----- DATA PROVIDED -----

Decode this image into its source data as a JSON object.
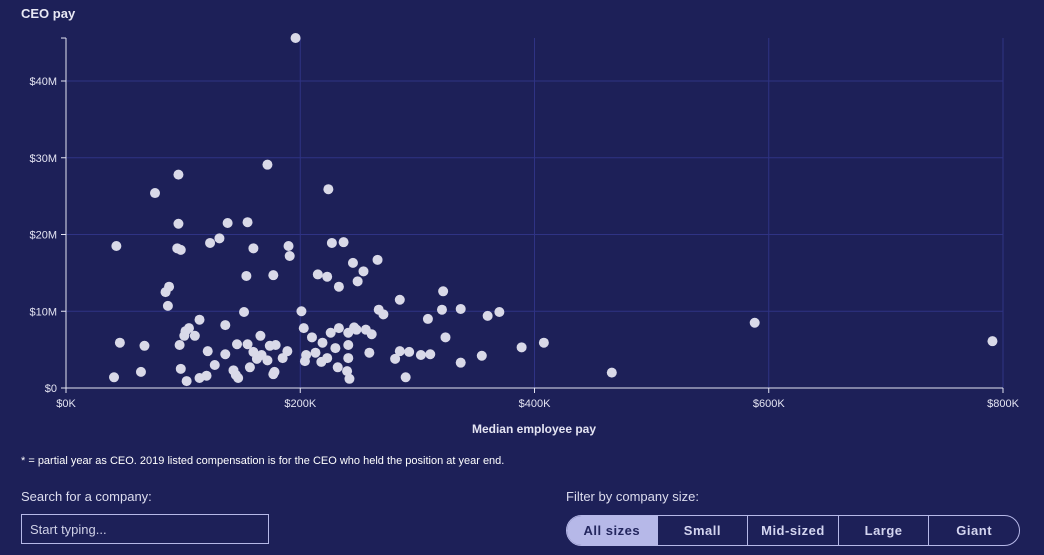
{
  "chart_data": {
    "type": "scatter",
    "title": "CEO pay",
    "xlabel": "Median employee pay",
    "ylabel": "CEO pay",
    "xlim": [
      0,
      800
    ],
    "ylim": [
      0,
      45.6
    ],
    "x_unit": "$K",
    "y_unit": "$M",
    "grid": true,
    "x_ticks": [
      "$0K",
      "$200K",
      "$400K",
      "$600K",
      "$800K"
    ],
    "x_tick_values": [
      0,
      200,
      400,
      600,
      800
    ],
    "y_ticks": [
      "$0",
      "$10M",
      "$20M",
      "$30M",
      "$40M"
    ],
    "y_tick_values": [
      0,
      10,
      20,
      30,
      40
    ],
    "points": [
      [
        196,
        45.6
      ],
      [
        76,
        25.4
      ],
      [
        96,
        27.8
      ],
      [
        172,
        29.1
      ],
      [
        224,
        25.9
      ],
      [
        43,
        18.5
      ],
      [
        96,
        21.4
      ],
      [
        95,
        18.2
      ],
      [
        98,
        18
      ],
      [
        138,
        21.5
      ],
      [
        155,
        21.6
      ],
      [
        131,
        19.5
      ],
      [
        123,
        18.9
      ],
      [
        160,
        18.2
      ],
      [
        190,
        18.5
      ],
      [
        191,
        17.2
      ],
      [
        227,
        18.9
      ],
      [
        237,
        19
      ],
      [
        88,
        13.2
      ],
      [
        85,
        12.5
      ],
      [
        87,
        10.7
      ],
      [
        154,
        14.6
      ],
      [
        177,
        14.7
      ],
      [
        215,
        14.8
      ],
      [
        223,
        14.5
      ],
      [
        245,
        16.3
      ],
      [
        254,
        15.2
      ],
      [
        266,
        16.7
      ],
      [
        249,
        13.9
      ],
      [
        233,
        13.2
      ],
      [
        152,
        9.9
      ],
      [
        201,
        10
      ],
      [
        285,
        11.5
      ],
      [
        322,
        12.6
      ],
      [
        267,
        10.2
      ],
      [
        271,
        9.6
      ],
      [
        114,
        8.9
      ],
      [
        136,
        8.2
      ],
      [
        105,
        7.8
      ],
      [
        102,
        7.4
      ],
      [
        101,
        6.8
      ],
      [
        110,
        6.8
      ],
      [
        203,
        7.8
      ],
      [
        233,
        7.8
      ],
      [
        246,
        7.9
      ],
      [
        248,
        7.6
      ],
      [
        256,
        7.6
      ],
      [
        241,
        7.2
      ],
      [
        226,
        7.2
      ],
      [
        210,
        6.6
      ],
      [
        166,
        6.8
      ],
      [
        261,
        7
      ],
      [
        309,
        9
      ],
      [
        321,
        10.2
      ],
      [
        337,
        10.3
      ],
      [
        360,
        9.4
      ],
      [
        370,
        9.9
      ],
      [
        588,
        8.5
      ],
      [
        791,
        6.1
      ],
      [
        324,
        6.6
      ],
      [
        46,
        5.9
      ],
      [
        67,
        5.5
      ],
      [
        97,
        5.6
      ],
      [
        121,
        4.8
      ],
      [
        136,
        4.4
      ],
      [
        146,
        5.7
      ],
      [
        155,
        5.7
      ],
      [
        174,
        5.5
      ],
      [
        179,
        5.6
      ],
      [
        189,
        4.8
      ],
      [
        205,
        4.3
      ],
      [
        213,
        4.6
      ],
      [
        219,
        5.9
      ],
      [
        230,
        5.2
      ],
      [
        241,
        5.6
      ],
      [
        259,
        4.6
      ],
      [
        285,
        4.8
      ],
      [
        293,
        4.7
      ],
      [
        303,
        4.3
      ],
      [
        311,
        4.4
      ],
      [
        281,
        3.8
      ],
      [
        337,
        3.3
      ],
      [
        355,
        4.2
      ],
      [
        389,
        5.3
      ],
      [
        408,
        5.9
      ],
      [
        466,
        2
      ],
      [
        41,
        1.4
      ],
      [
        64,
        2.1
      ],
      [
        98,
        2.5
      ],
      [
        103,
        0.9
      ],
      [
        114,
        1.3
      ],
      [
        120,
        1.6
      ],
      [
        127,
        3
      ],
      [
        145,
        1.7
      ],
      [
        147,
        1.3
      ],
      [
        157,
        2.7
      ],
      [
        163,
        3.8
      ],
      [
        172,
        3.6
      ],
      [
        178,
        2.1
      ],
      [
        185,
        3.9
      ],
      [
        204,
        3.5
      ],
      [
        218,
        3.4
      ],
      [
        223,
        3.9
      ],
      [
        232,
        2.7
      ],
      [
        241,
        3.9
      ],
      [
        240,
        2.2
      ],
      [
        242,
        1.2
      ],
      [
        290,
        1.4
      ],
      [
        160,
        4.7
      ],
      [
        167,
        4.3
      ],
      [
        143,
        2.3
      ],
      [
        177,
        1.8
      ]
    ]
  },
  "colors": {
    "background": "#1d2058",
    "grid": "#2f3384",
    "point": "#d9d9e8",
    "axis": "#e4e4f2",
    "accent": "#b6b8e8"
  },
  "note": "* = partial year as CEO. 2019 listed compensation is for the CEO who held the position at year end.",
  "search": {
    "label": "Search for a company:",
    "placeholder": "Start typing..."
  },
  "filter": {
    "label": "Filter by company size:",
    "options": [
      "All sizes",
      "Small",
      "Mid-sized",
      "Large",
      "Giant"
    ],
    "selected": "All sizes"
  }
}
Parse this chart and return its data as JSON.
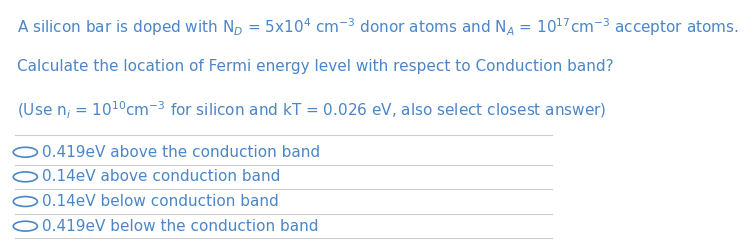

-----

*DIRECTIONS FOR THIS TASK*
Counting only lines of the data above that hold "JSON", report the total and nothing else.

*FINAL ANSWER*
2